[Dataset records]
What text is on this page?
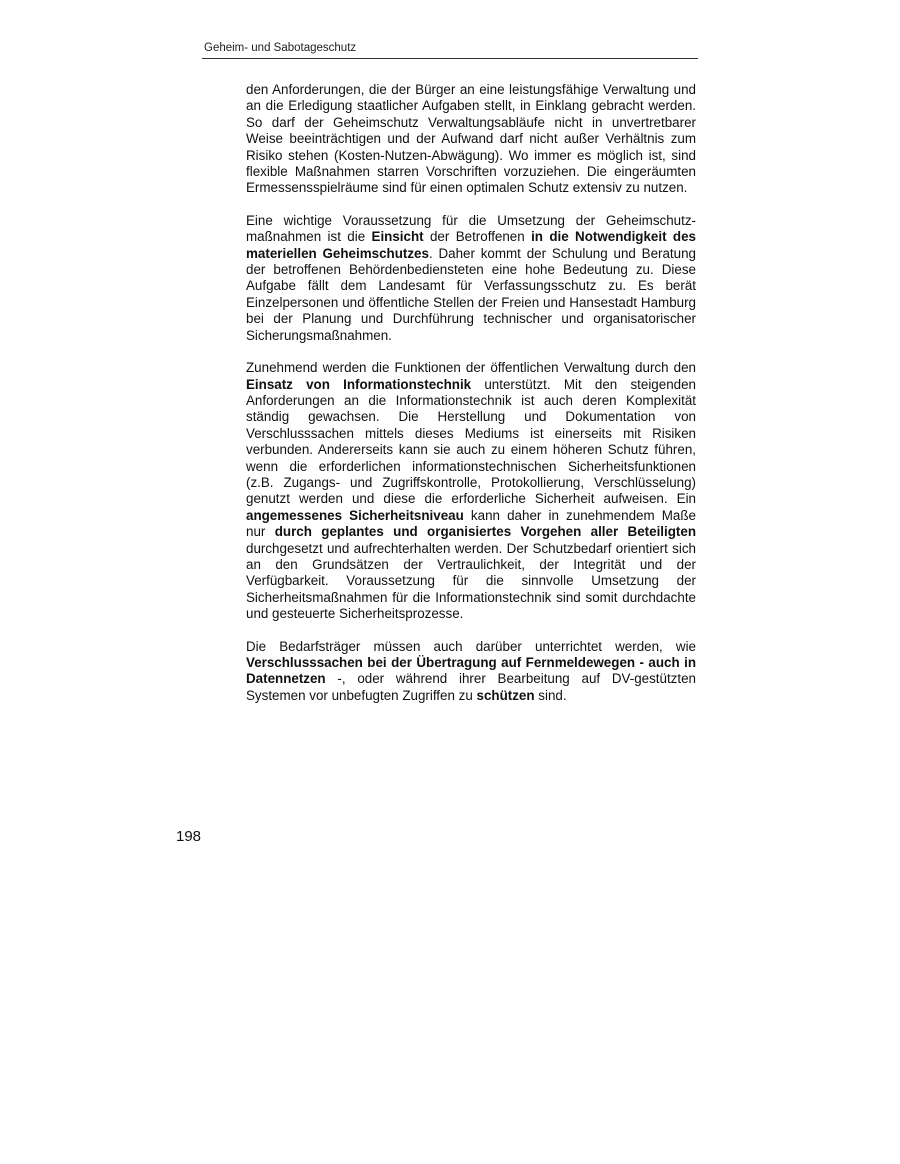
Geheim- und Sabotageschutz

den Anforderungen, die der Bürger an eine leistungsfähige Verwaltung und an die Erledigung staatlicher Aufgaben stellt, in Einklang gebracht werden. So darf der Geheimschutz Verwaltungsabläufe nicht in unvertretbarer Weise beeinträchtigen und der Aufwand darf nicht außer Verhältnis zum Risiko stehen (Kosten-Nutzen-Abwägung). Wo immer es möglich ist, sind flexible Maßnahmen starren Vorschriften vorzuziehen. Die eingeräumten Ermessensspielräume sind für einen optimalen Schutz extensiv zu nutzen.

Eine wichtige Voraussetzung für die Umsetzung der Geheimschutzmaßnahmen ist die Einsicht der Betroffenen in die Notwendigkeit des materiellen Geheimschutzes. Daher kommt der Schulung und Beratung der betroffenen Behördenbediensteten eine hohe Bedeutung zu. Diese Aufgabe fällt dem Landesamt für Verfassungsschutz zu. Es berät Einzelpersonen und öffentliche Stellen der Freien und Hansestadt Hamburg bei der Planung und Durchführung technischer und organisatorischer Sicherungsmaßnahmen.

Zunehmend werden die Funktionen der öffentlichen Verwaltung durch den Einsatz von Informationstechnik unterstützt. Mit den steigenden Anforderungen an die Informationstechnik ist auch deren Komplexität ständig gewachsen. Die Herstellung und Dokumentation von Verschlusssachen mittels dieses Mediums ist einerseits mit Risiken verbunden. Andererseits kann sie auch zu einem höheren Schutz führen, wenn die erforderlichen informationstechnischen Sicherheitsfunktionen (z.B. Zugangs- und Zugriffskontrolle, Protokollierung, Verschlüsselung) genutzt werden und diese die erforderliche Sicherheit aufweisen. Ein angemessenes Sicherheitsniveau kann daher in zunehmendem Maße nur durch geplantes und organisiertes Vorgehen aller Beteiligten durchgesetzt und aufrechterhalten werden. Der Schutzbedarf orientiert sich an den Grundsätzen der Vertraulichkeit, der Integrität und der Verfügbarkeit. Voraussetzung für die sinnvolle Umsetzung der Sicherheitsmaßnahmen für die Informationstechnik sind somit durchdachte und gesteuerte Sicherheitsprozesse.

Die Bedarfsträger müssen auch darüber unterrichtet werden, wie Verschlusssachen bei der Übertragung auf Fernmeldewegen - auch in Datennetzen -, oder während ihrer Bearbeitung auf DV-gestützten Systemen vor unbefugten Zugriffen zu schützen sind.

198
==
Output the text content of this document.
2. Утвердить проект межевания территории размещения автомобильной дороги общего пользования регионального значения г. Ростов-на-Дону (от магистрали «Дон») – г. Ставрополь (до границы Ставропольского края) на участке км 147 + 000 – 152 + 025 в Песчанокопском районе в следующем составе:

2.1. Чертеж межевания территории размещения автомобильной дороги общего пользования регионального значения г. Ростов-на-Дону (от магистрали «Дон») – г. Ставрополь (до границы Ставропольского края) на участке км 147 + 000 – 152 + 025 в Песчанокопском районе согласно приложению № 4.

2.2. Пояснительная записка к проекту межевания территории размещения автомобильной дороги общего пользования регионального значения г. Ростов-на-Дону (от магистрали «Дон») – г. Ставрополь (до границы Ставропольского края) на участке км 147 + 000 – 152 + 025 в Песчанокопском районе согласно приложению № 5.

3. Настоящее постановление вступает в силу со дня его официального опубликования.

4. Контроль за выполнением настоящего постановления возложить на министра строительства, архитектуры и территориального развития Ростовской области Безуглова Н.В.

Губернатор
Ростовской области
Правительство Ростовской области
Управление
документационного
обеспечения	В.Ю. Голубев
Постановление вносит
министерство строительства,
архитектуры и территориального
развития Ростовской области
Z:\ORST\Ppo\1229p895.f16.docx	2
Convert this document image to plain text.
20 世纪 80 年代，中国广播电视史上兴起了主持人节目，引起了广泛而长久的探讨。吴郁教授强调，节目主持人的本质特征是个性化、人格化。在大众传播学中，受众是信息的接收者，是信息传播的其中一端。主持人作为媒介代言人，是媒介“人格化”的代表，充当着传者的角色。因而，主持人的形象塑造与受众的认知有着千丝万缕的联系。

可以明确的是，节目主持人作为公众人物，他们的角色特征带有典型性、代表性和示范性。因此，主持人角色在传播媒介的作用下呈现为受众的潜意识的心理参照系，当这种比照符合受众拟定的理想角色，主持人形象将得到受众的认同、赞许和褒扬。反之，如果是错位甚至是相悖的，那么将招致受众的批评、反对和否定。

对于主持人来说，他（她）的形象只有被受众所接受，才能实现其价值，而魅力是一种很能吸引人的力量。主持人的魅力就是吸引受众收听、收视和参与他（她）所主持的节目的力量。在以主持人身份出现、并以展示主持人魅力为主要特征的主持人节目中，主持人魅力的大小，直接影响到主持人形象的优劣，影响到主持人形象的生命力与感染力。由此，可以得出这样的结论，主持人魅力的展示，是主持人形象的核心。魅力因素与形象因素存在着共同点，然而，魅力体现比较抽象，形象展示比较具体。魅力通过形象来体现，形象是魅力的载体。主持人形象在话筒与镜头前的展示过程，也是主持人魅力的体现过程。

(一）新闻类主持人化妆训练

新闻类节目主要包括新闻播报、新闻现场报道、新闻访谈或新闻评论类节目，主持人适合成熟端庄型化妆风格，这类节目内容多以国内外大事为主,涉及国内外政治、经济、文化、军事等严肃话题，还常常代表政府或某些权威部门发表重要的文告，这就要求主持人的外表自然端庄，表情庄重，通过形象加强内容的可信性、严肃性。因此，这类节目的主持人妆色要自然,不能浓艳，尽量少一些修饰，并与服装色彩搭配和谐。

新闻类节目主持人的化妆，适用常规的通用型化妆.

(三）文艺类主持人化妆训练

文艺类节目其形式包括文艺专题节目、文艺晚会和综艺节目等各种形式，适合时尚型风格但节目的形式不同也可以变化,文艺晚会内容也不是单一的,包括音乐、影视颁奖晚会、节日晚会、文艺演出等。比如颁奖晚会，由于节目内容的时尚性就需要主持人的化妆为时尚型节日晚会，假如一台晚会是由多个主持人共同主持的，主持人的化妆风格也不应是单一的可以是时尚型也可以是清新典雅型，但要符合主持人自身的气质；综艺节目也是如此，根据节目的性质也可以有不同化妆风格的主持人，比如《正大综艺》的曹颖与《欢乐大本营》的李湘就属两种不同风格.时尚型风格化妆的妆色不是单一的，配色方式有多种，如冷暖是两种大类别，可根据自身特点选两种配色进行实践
* * *
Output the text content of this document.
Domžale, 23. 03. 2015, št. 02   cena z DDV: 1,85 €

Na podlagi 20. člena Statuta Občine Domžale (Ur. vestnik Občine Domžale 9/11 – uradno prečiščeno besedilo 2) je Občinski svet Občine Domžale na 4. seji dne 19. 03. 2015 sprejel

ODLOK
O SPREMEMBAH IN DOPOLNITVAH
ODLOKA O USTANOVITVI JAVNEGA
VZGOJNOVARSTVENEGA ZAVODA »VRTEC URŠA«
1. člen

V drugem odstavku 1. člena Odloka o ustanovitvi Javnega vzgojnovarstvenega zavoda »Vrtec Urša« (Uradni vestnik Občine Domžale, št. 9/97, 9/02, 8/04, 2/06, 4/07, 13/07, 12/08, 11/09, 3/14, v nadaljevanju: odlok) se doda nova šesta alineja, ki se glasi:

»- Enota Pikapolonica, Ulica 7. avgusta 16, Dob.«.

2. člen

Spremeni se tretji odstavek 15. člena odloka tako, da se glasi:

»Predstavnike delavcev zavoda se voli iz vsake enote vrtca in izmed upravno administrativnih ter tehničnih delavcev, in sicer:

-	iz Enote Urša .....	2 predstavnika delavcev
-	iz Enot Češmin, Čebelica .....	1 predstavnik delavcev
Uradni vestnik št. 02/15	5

## What is needed:
Return each line of the data that contains the string "glasi".

## Task solution:
V drugem odstavku 1. člena Odloka o ustanovitvi Javnega vzgojnovarstvenega zavoda »Vrtec Urša« (Uradni vestnik Občine Domžale, št. 9/97, 9/02, 8/04, 2/06, 4/07, 13/07, 12/08, 11/09, 3/14, v nadaljevanju: odlok) se doda nova šesta alineja, ki se glasi:
Spremeni se tretji odstavek 15. člena odloka tako, da se glasi:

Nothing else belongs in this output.